» **Stated task**
Please return the complete article about Amazon barring small businesses from selling certain brands, word for word.

» **Document text**
Amazon sometimes requires small businesses to get permission from manufacturers to sell their products on Amazon Marketplace.

by Lauren Kaori Gurley
Aug 16 2019, 1:02pm

Image: Christopher Lee/Bloomberg via Getty Images

In early 2018, Card & Party Giant, a discount party supply store in the Chicago suburbs, discovered Amazon had banned it from selling a popular brand of Halloween costumes. It believed Amazon had done this allegedly at the behest of Rubie’s Costume—the self-proclaimed “world’s largest costume manufacturer and supplier.”

Things quickly escalated. Card & Party is now suing Rubie’s Costumes for violating antitrust laws. The complaint alleges that “in an effort to curb competition,” Rubie’s “has misused Amazon’s Branding Registry…as a way to exclude Card & Party from access to Amazon.” (Rubie’s also sells its costumes directly on Amazon.) And crucially, Rubie’s holds exclusive manufacturing licenses over Barbie, Superman, Batman, and Star Wars costumes.

This is not the first time a small business has been prohibited from selling merchandise on Amazon Marketplace thanks to the whims of a large manufacturer. Last November, Amazon dealt a blow to independent smartphone and computer refurbishers when it cut a deal with Apple that allowed only “authorized” vendors (those with around $10 million in inventory a year) to sell Apple products on the retail giant’s platform. This, of course, was a death sentence for small retailers and refurbishers who received emails from Amazon informing them they would no longer be able to sell on their site. As of July 2018, Amazon accounted for 49.1% of all online retail sales in the United States, and is a vitally important sales channel for people selling refurbished or wholesale goods.

(Dataset excerpt)
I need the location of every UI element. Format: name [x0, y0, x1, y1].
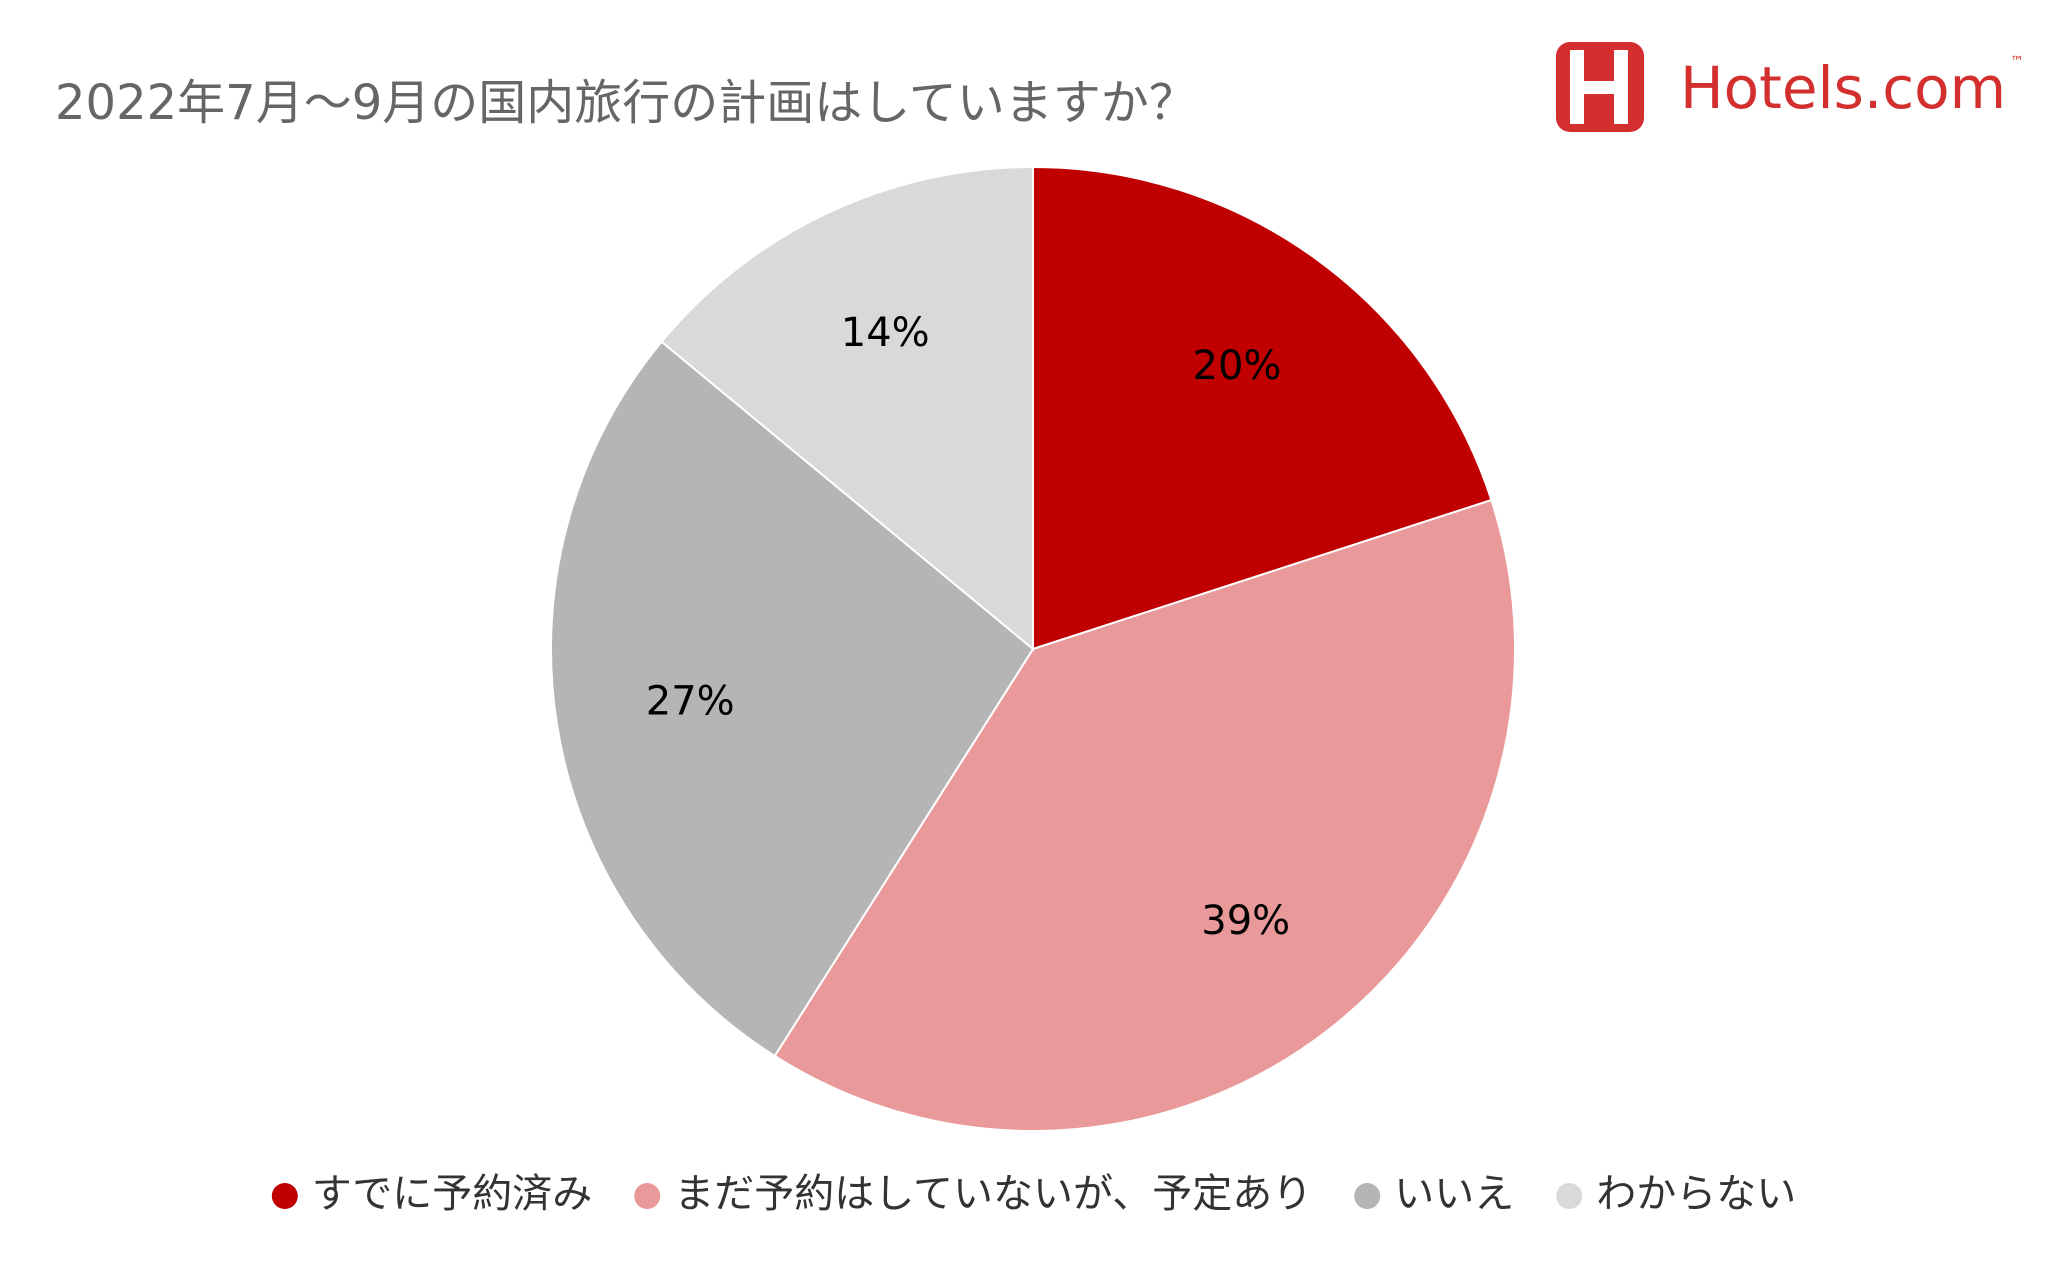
data-label: 20%: [1193, 343, 1282, 389]
chart-title: 2022年7月～9月の国内旅行の計画はしていますか？: [55, 75, 1197, 131]
pie-slice: [1032, 165, 1493, 651]
data-label: 39%: [1201, 898, 1290, 944]
legend-label: すでに予約済み: [312, 1171, 592, 1217]
legend-marker: [1354, 1183, 1381, 1209]
brand-logo: Hotels.com ™: [1556, 42, 2024, 132]
legend-label: わからない: [1596, 1171, 1796, 1217]
legend-marker: [1556, 1183, 1583, 1209]
pie-slice: [660, 165, 1034, 652]
logo-icon-stroke: [1570, 50, 1584, 124]
data-label: 27%: [646, 678, 735, 724]
legend-label: まだ予約はしていないが、予定あり: [674, 1171, 1312, 1217]
legend-label: いいえ: [1394, 1171, 1514, 1217]
pie-slice: [773, 498, 1516, 1133]
logo-icon-stroke: [1584, 81, 1614, 94]
legend-marker: [634, 1183, 661, 1209]
logo-icon-stroke: [1614, 50, 1628, 124]
legend-marker: [271, 1183, 298, 1209]
pie-slice: [550, 340, 1035, 1058]
brand-name: Hotels.com: [1680, 54, 2006, 122]
brand-mark: ™: [2010, 54, 2024, 70]
data-label: 14%: [841, 310, 930, 356]
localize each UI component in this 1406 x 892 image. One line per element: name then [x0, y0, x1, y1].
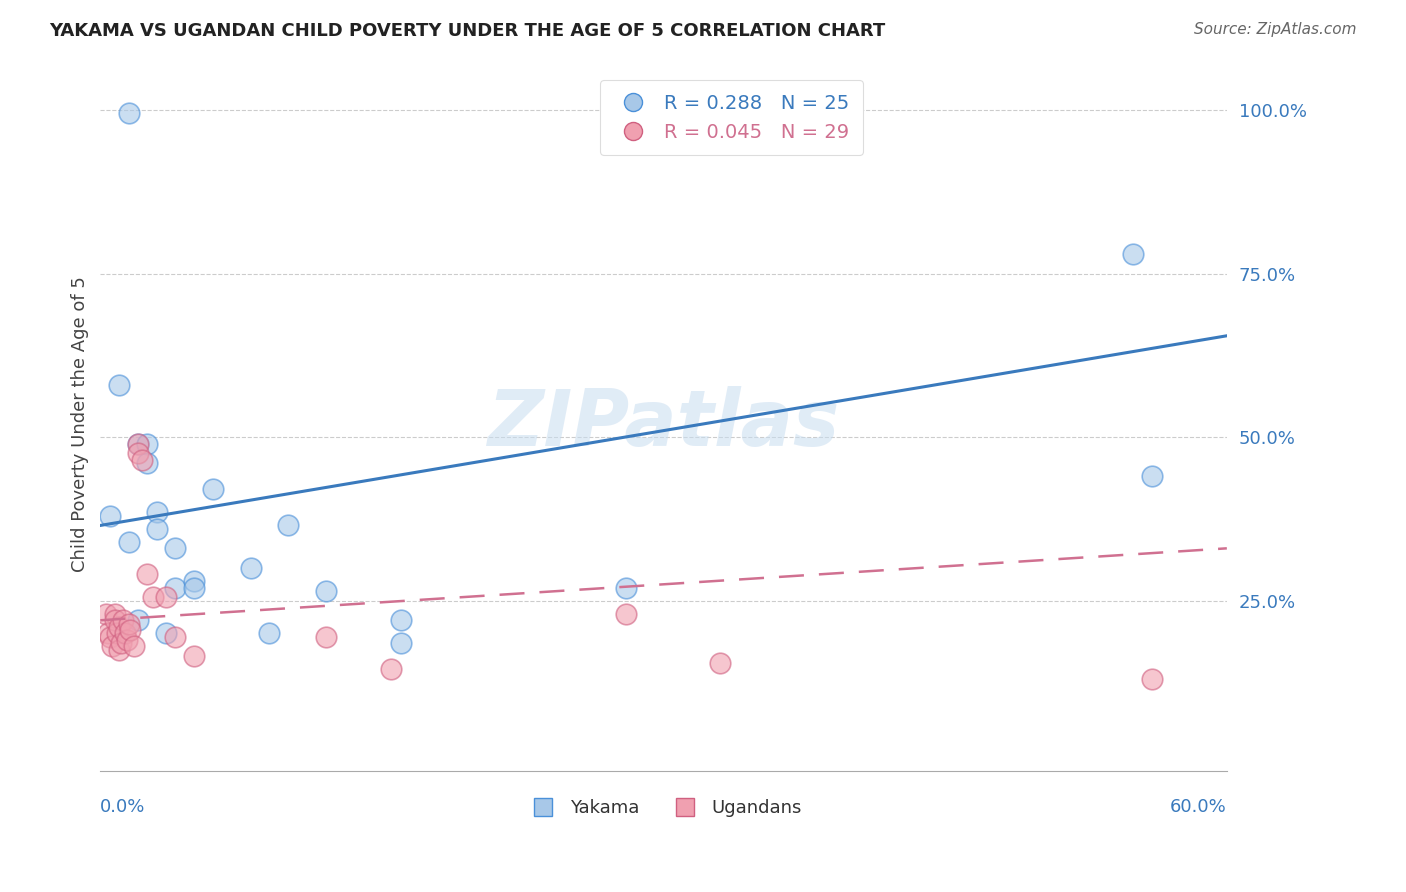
Point — [127, 436, 149, 450]
Point — [155, 591, 177, 605]
Point — [104, 607, 127, 621]
Point — [136, 456, 159, 470]
Point — [389, 636, 412, 650]
Point — [108, 620, 131, 634]
Point — [145, 522, 167, 536]
Point — [98, 508, 121, 523]
Point — [122, 640, 145, 654]
Point — [183, 574, 205, 588]
Point — [183, 649, 205, 664]
Text: Source: ZipAtlas.com: Source: ZipAtlas.com — [1194, 22, 1357, 37]
Point — [105, 626, 128, 640]
Point — [111, 613, 134, 627]
Text: YAKAMA VS UGANDAN CHILD POVERTY UNDER THE AGE OF 5 CORRELATION CHART: YAKAMA VS UGANDAN CHILD POVERTY UNDER TH… — [49, 22, 886, 40]
Point — [259, 626, 281, 640]
Point — [142, 591, 165, 605]
Point — [97, 626, 120, 640]
Text: 60.0%: 60.0% — [1170, 798, 1227, 816]
Point — [1140, 672, 1163, 686]
Point — [127, 436, 149, 450]
Point — [709, 656, 731, 670]
Point — [108, 642, 131, 657]
Point — [1140, 469, 1163, 483]
Point — [117, 534, 139, 549]
Point — [94, 607, 117, 621]
Point — [239, 561, 262, 575]
Point — [104, 613, 127, 627]
Point — [127, 613, 149, 627]
Point — [183, 581, 205, 595]
Point — [127, 446, 149, 460]
Point — [315, 630, 337, 644]
Point — [108, 377, 131, 392]
Point — [165, 581, 187, 595]
Point — [614, 607, 637, 621]
Y-axis label: Child Poverty Under the Age of 5: Child Poverty Under the Age of 5 — [72, 277, 89, 572]
Point — [165, 541, 187, 556]
Point — [117, 616, 139, 631]
Point — [1122, 247, 1144, 261]
Point — [136, 436, 159, 450]
Point — [136, 567, 159, 582]
Point — [380, 662, 402, 676]
Point — [115, 632, 138, 647]
Point — [98, 630, 121, 644]
Text: 0.0%: 0.0% — [100, 798, 146, 816]
Point — [389, 613, 412, 627]
Point — [155, 626, 177, 640]
Text: ZIPatlas: ZIPatlas — [488, 386, 839, 462]
Point — [110, 636, 132, 650]
Legend: Yakama, Ugandans: Yakama, Ugandans — [517, 791, 810, 824]
Point — [277, 518, 299, 533]
Point — [315, 583, 337, 598]
Point — [131, 453, 153, 467]
Point — [100, 640, 122, 654]
Point — [114, 626, 136, 640]
Point — [614, 581, 637, 595]
Point — [201, 483, 224, 497]
Point — [165, 630, 187, 644]
Point — [117, 106, 139, 120]
Point — [120, 623, 142, 637]
Point — [145, 505, 167, 519]
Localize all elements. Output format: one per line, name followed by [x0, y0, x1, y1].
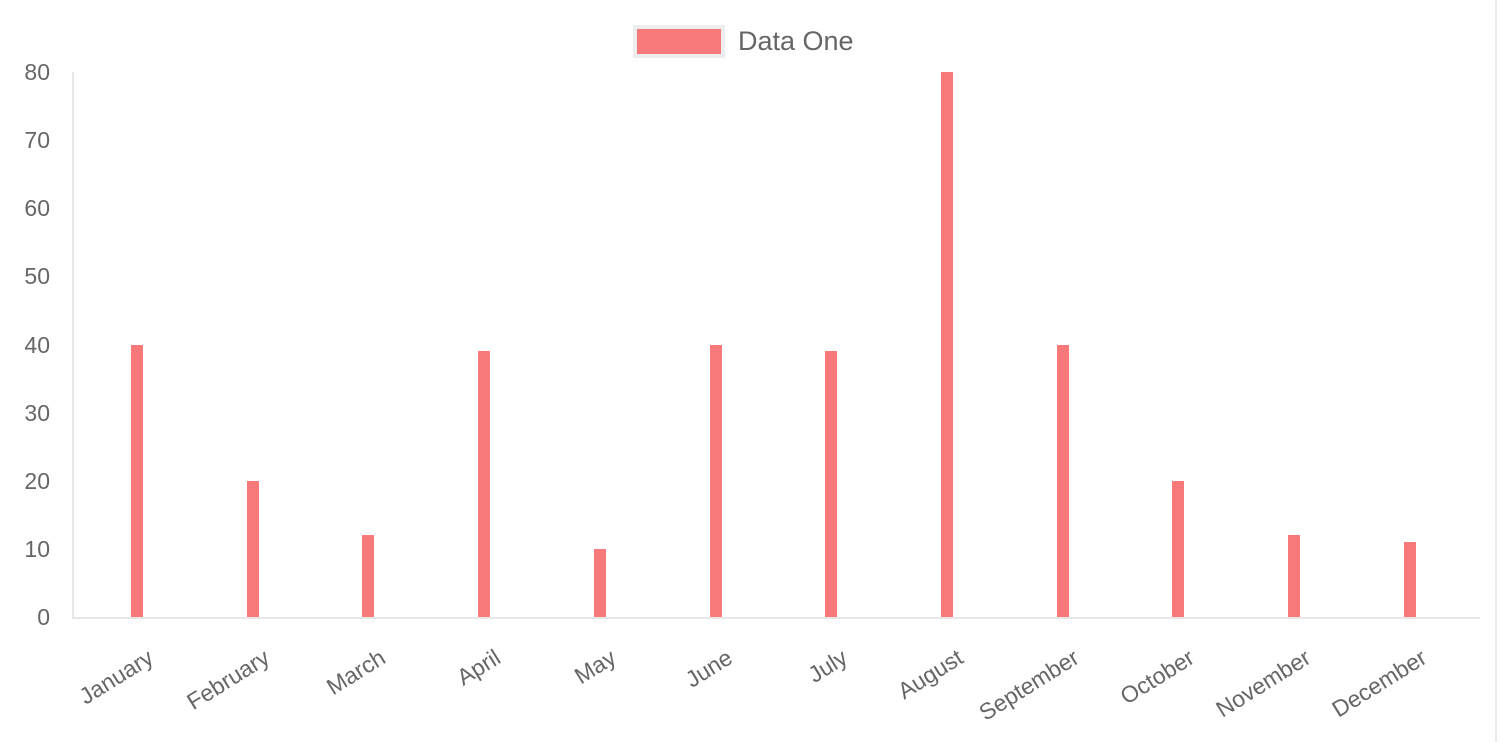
y-tick-label-20: 20: [24, 467, 50, 494]
y-tick-label-0: 0: [37, 604, 50, 630]
legend-label: Data One: [738, 26, 854, 56]
y-axis-line: [72, 72, 74, 617]
legend-swatch: [633, 25, 725, 58]
x-label-april: April: [452, 643, 505, 691]
x-label-march: March: [321, 643, 390, 700]
y-tick-label-70: 70: [24, 127, 50, 154]
y-tick-label-10: 10: [24, 535, 50, 562]
bar-march[interactable]: [362, 535, 375, 617]
x-label-january: January: [74, 643, 158, 710]
x-label-may: May: [570, 643, 621, 690]
bar-june[interactable]: [709, 344, 722, 617]
x-label-february: February: [181, 643, 274, 715]
bar-august[interactable]: [940, 72, 953, 617]
bar-october[interactable]: [1172, 480, 1185, 617]
bar-april[interactable]: [478, 351, 491, 617]
bar-february[interactable]: [246, 480, 259, 617]
bar-january[interactable]: [131, 344, 143, 617]
x-label-september: September: [974, 643, 1084, 726]
x-label-december: December: [1326, 643, 1431, 723]
x-label-july: July: [803, 643, 853, 688]
y-tick-label-60: 60: [24, 195, 50, 222]
bar-may[interactable]: [593, 548, 606, 617]
y-tick-label-50: 50: [24, 263, 50, 290]
x-label-june: June: [680, 643, 737, 693]
bar-september[interactable]: [1056, 344, 1069, 617]
x-label-october: October: [1116, 643, 1200, 710]
right-edge-border: [1495, 0, 1497, 742]
x-label-november: November: [1211, 643, 1315, 723]
bar-december[interactable]: [1403, 542, 1416, 617]
y-tick-label-30: 30: [24, 399, 50, 426]
bar-july[interactable]: [825, 351, 838, 617]
x-axis-line: [72, 617, 1480, 619]
x-label-august: August: [893, 643, 968, 704]
y-tick-label-80: 80: [24, 59, 50, 85]
y-tick-label-40: 40: [24, 331, 50, 358]
bar-november[interactable]: [1288, 535, 1300, 617]
legend-item[interactable]: Data One: [633, 25, 854, 58]
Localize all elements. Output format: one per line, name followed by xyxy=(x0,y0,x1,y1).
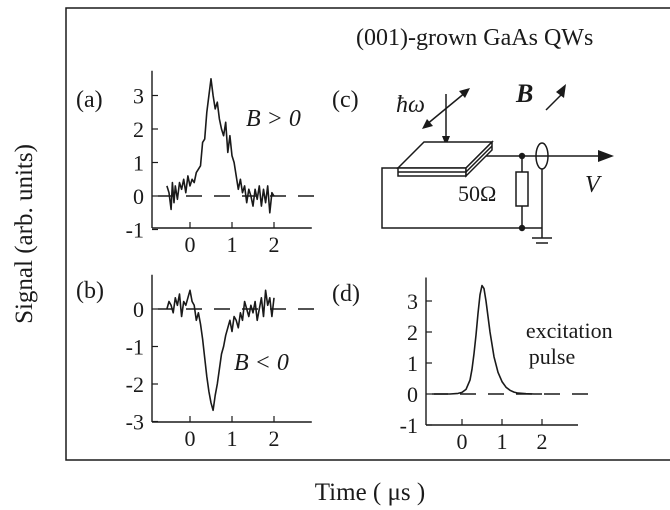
y-tick-label: 1 xyxy=(133,151,144,176)
panel-b: (b) 0 -1 -2 -3 0 1 2 B < 0 xyxy=(76,274,324,451)
x-tick-label: 1 xyxy=(227,426,238,451)
y-axis-label: Signal (arb. units) xyxy=(11,144,38,324)
x-tick-label: 0 xyxy=(185,232,196,257)
x-tick-label: 1 xyxy=(227,232,238,257)
panel-c-label: (c) xyxy=(332,87,359,113)
y-tick-label: 2 xyxy=(407,320,418,345)
pulse-label-line1: excitation xyxy=(526,318,613,343)
voltage-label: V xyxy=(585,172,602,198)
y-tick-label: -3 xyxy=(126,410,144,435)
panel-a: (a) 3 2 1 0 -1 0 1 2 B > 0 xyxy=(76,70,324,257)
ground-wire xyxy=(381,167,542,229)
panel-d: (d) 3 2 1 0 -1 0 1 2 excitation pulse xyxy=(332,277,618,454)
y-tick-label: 0 xyxy=(133,297,144,322)
panel-b-label: (b) xyxy=(76,278,104,304)
y-tick-label: 3 xyxy=(133,84,144,109)
field-arrow-head xyxy=(556,84,566,98)
y-tick-label: 3 xyxy=(407,289,418,314)
x-tick-label: 2 xyxy=(269,232,280,257)
y-tick-label: 2 xyxy=(133,117,144,142)
y-tick-label: -1 xyxy=(126,218,144,243)
figure-frame xyxy=(65,7,670,461)
panel-a-annotation: B > 0 xyxy=(246,106,301,132)
figure-header: (001)-grown GaAs QWs xyxy=(356,25,593,51)
y-tick-label: 1 xyxy=(407,351,418,376)
y-tick-label: 0 xyxy=(407,382,418,407)
x-tick-label: 0 xyxy=(185,426,196,451)
photon-energy-label: ħω xyxy=(396,92,425,118)
sample-side-layer xyxy=(465,145,493,173)
y-tick-label: -1 xyxy=(400,413,418,438)
signal-trace xyxy=(434,284,542,395)
node-bottom xyxy=(518,224,526,232)
polarization-arrow-head-up xyxy=(459,88,470,98)
panel-d-annotation: excitation pulse xyxy=(526,318,618,369)
node-top xyxy=(518,152,526,160)
light-beam-head xyxy=(442,136,450,146)
resistor-label: 50Ω xyxy=(458,181,496,206)
polarization-arrow-head-down xyxy=(422,119,433,129)
magnetic-field-label: B xyxy=(515,79,533,108)
signal-trace xyxy=(166,78,275,214)
pulse-label-line2: pulse xyxy=(529,344,575,369)
signal-trace xyxy=(166,289,275,412)
panel-b-axes: 0 -1 -2 -3 0 1 2 xyxy=(126,274,324,451)
panel-d-axes: 3 2 1 0 -1 0 1 2 xyxy=(400,277,590,454)
y-tick-label: -1 xyxy=(126,335,144,360)
resistor xyxy=(515,171,529,207)
panel-a-label: (a) xyxy=(76,87,103,113)
x-tick-label: 1 xyxy=(497,429,508,454)
panel-d-label: (d) xyxy=(332,281,360,307)
panel-b-annotation: B < 0 xyxy=(234,350,289,376)
output-arrow-head xyxy=(598,150,614,162)
y-tick-label: -2 xyxy=(126,372,144,397)
x-tick-label: 2 xyxy=(269,426,280,451)
panel-a-axes: 3 2 1 0 -1 0 1 2 xyxy=(126,70,324,257)
x-tick-label: 0 xyxy=(457,429,468,454)
panel-c: (c) ħω B 50Ω V xyxy=(332,79,614,244)
x-tick-label: 2 xyxy=(537,429,548,454)
x-axis-label: Time ( μs ) xyxy=(315,479,425,506)
y-tick-label: 0 xyxy=(133,184,144,209)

» **Response**
Amazon sometimes requires small businesses to get permission from manufacturers to sell their products on Amazon Marketplace.

by Lauren Kaori Gurley
Aug 16 2019, 1:02pm

Image: Christopher Lee/Bloomberg via Getty Images

In early 2018, Card & Party Giant, a discount party supply store in the Chicago suburbs, discovered Amazon had banned it from selling a popular brand of Halloween costumes. It believed Amazon had done this allegedly at the behest of Rubie’s Costume—the self-proclaimed “world’s largest costume manufacturer and supplier.”

Things quickly escalated. Card & Party is now suing Rubie’s Costumes for violating antitrust laws. The complaint alleges that “in an effort to curb competition,” Rubie’s “has misused Amazon’s Branding Registry…as a way to exclude Card & Party from access to Amazon.” (Rubie’s also sells its costumes directly on Amazon.) And crucially, Rubie’s holds exclusive manufacturing licenses over Barbie, Superman, Batman, and Star Wars costumes.

This is not the first time a small business has been prohibited from selling merchandise on Amazon Marketplace thanks to the whims of a large manufacturer. Last November, Amazon dealt a blow to independent smartphone and computer refurbishers when it cut a deal with Apple that allowed only “authorized” vendors (those with around $10 million in inventory a year) to sell Apple products on the retail giant’s platform. This, of course, was a death sentence for small retailers and refurbishers who received emails from Amazon informing them they would no longer be able to sell on their site. As of July 2018, Amazon accounted for 49.1% of all online retail sales in the United States, and is a vitally important sales channel for people selling refurbished or wholesale goods.